»»
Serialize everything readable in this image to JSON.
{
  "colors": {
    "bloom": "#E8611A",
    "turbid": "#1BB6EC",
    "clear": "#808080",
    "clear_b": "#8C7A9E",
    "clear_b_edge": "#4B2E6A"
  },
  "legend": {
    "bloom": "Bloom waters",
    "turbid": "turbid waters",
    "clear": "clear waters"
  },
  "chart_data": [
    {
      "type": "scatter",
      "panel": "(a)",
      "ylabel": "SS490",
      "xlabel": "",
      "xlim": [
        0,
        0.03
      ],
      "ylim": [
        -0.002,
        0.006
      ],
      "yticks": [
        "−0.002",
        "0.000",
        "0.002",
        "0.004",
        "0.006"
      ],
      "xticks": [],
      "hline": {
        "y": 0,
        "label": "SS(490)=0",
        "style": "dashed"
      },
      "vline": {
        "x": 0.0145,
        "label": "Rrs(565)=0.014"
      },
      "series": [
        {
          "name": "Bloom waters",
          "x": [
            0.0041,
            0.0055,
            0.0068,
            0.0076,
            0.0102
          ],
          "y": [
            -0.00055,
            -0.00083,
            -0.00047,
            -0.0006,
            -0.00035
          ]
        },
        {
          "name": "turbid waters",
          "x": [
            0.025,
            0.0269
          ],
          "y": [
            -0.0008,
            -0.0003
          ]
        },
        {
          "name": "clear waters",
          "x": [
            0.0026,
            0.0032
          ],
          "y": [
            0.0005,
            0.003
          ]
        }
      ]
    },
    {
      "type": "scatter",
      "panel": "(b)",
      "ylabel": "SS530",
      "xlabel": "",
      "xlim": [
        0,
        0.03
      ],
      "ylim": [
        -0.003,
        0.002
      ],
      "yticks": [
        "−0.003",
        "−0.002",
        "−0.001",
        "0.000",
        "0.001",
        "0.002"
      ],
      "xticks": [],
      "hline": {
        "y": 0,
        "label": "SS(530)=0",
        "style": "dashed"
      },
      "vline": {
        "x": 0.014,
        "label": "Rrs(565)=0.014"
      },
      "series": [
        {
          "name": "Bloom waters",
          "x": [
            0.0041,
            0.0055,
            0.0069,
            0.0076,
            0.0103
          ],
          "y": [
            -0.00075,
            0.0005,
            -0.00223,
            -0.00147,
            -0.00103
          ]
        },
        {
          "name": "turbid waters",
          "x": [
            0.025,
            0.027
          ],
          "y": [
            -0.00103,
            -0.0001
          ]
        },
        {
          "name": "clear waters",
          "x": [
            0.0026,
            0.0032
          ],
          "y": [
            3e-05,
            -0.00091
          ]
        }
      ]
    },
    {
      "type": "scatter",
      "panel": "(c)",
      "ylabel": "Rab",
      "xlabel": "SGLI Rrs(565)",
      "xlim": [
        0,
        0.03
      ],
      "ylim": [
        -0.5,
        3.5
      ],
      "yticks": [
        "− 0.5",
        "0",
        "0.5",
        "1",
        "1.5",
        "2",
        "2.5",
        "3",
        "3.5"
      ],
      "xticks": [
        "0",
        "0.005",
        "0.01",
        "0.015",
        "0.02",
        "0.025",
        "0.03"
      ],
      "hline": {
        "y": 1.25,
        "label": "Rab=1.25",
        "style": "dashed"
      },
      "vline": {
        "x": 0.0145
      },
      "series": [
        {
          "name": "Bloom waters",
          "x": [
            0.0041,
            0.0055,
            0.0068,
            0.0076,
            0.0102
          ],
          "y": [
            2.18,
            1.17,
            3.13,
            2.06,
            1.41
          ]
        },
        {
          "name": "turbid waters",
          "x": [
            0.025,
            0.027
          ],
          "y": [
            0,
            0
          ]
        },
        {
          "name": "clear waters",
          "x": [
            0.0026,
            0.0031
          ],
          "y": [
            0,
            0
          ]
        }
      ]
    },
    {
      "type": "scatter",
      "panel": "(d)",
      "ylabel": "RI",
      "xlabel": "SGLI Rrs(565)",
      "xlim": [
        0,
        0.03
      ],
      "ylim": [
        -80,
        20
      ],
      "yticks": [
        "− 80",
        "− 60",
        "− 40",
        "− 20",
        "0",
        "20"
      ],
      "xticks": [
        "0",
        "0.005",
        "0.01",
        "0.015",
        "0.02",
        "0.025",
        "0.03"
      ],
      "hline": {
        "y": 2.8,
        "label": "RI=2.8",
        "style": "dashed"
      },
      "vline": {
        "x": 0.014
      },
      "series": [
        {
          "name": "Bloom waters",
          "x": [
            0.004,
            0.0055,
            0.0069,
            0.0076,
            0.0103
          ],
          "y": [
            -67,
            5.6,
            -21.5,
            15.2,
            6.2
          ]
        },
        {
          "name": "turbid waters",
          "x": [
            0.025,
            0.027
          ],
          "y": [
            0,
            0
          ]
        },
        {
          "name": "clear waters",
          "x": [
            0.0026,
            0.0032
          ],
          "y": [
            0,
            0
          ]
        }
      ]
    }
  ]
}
««
:: EXERCISE REQUIREMENTS ::
Return every record above exactly as it appears.

:: RESULT ::
Serialize everything readable in this image to JSON.
{
  "colors": {
    "bloom": "#E8611A",
    "turbid": "#1BB6EC",
    "clear": "#808080",
    "clear_b": "#8C7A9E",
    "clear_b_edge": "#4B2E6A"
  },
  "legend": {
    "bloom": "Bloom waters",
    "turbid": "turbid waters",
    "clear": "clear waters"
  },
  "chart_data": [
    {
      "type": "scatter",
      "panel": "(a)",
      "ylabel": "SS490",
      "xlabel": "",
      "xlim": [
        0,
        0.03
      ],
      "ylim": [
        -0.002,
        0.006
      ],
      "yticks": [
        "−0.002",
        "0.000",
        "0.002",
        "0.004",
        "0.006"
      ],
      "xticks": [],
      "hline": {
        "y": 0,
        "label": "SS(490)=0",
        "style": "dashed"
      },
      "vline": {
        "x": 0.0145,
        "label": "Rrs(565)=0.014"
      },
      "series": [
        {
          "name": "Bloom waters",
          "x": [
            0.0041,
            0.0055,
            0.0068,
            0.0076,
            0.0102
          ],
          "y": [
            -0.00055,
            -0.00083,
            -0.00047,
            -0.0006,
            -0.00035
          ]
        },
        {
          "name": "turbid waters",
          "x": [
            0.025,
            0.0269
          ],
          "y": [
            -0.0008,
            -0.0003
          ]
        },
        {
          "name": "clear waters",
          "x": [
            0.0026,
            0.0032
          ],
          "y": [
            0.0005,
            0.003
          ]
        }
      ]
    },
    {
      "type": "scatter",
      "panel": "(b)",
      "ylabel": "SS530",
      "xlabel": "",
      "xlim": [
        0,
        0.03
      ],
      "ylim": [
        -0.003,
        0.002
      ],
      "yticks": [
        "−0.003",
        "−0.002",
        "−0.001",
        "0.000",
        "0.001",
        "0.002"
      ],
      "xticks": [],
      "hline": {
        "y": 0,
        "label": "SS(530)=0",
        "style": "dashed"
      },
      "vline": {
        "x": 0.014,
        "label": "Rrs(565)=0.014"
      },
      "series": [
        {
          "name": "Bloom waters",
          "x": [
            0.0041,
            0.0055,
            0.0069,
            0.0076,
            0.0103
          ],
          "y": [
            -0.00075,
            0.0005,
            -0.00223,
            -0.00147,
            -0.00103
          ]
        },
        {
          "name": "turbid waters",
          "x": [
            0.025,
            0.027
          ],
          "y": [
            -0.00103,
            -0.0001
          ]
        },
        {
          "name": "clear waters",
          "x": [
            0.0026,
            0.0032
          ],
          "y": [
            3e-05,
            -0.00091
          ]
        }
      ]
    },
    {
      "type": "scatter",
      "panel": "(c)",
      "ylabel": "Rab",
      "xlabel": "SGLI Rrs(565)",
      "xlim": [
        0,
        0.03
      ],
      "ylim": [
        -0.5,
        3.5
      ],
      "yticks": [
        "− 0.5",
        "0",
        "0.5",
        "1",
        "1.5",
        "2",
        "2.5",
        "3",
        "3.5"
      ],
      "xticks": [
        "0",
        "0.005",
        "0.01",
        "0.015",
        "0.02",
        "0.025",
        "0.03"
      ],
      "hline": {
        "y": 1.25,
        "label": "Rab=1.25",
        "style": "dashed"
      },
      "vline": {
        "x": 0.0145
      },
      "series": [
        {
          "name": "Bloom waters",
          "x": [
            0.0041,
            0.0055,
            0.0068,
            0.0076,
            0.0102
          ],
          "y": [
            2.18,
            1.17,
            3.13,
            2.06,
            1.41
          ]
        },
        {
          "name": "turbid waters",
          "x": [
            0.025,
            0.027
          ],
          "y": [
            0,
            0
          ]
        },
        {
          "name": "clear waters",
          "x": [
            0.0026,
            0.0031
          ],
          "y": [
            0,
            0
          ]
        }
      ]
    },
    {
      "type": "scatter",
      "panel": "(d)",
      "ylabel": "RI",
      "xlabel": "SGLI Rrs(565)",
      "xlim": [
        0,
        0.03
      ],
      "ylim": [
        -80,
        20
      ],
      "yticks": [
        "− 80",
        "− 60",
        "− 40",
        "− 20",
        "0",
        "20"
      ],
      "xticks": [
        "0",
        "0.005",
        "0.01",
        "0.015",
        "0.02",
        "0.025",
        "0.03"
      ],
      "hline": {
        "y": 2.8,
        "label": "RI=2.8",
        "style": "dashed"
      },
      "vline": {
        "x": 0.014
      },
      "series": [
        {
          "name": "Bloom waters",
          "x": [
            0.004,
            0.0055,
            0.0069,
            0.0076,
            0.0103
          ],
          "y": [
            -67,
            5.6,
            -21.5,
            15.2,
            6.2
          ]
        },
        {
          "name": "turbid waters",
          "x": [
            0.025,
            0.027
          ],
          "y": [
            0,
            0
          ]
        },
        {
          "name": "clear waters",
          "x": [
            0.0026,
            0.0032
          ],
          "y": [
            0,
            0
          ]
        }
      ]
    }
  ]
}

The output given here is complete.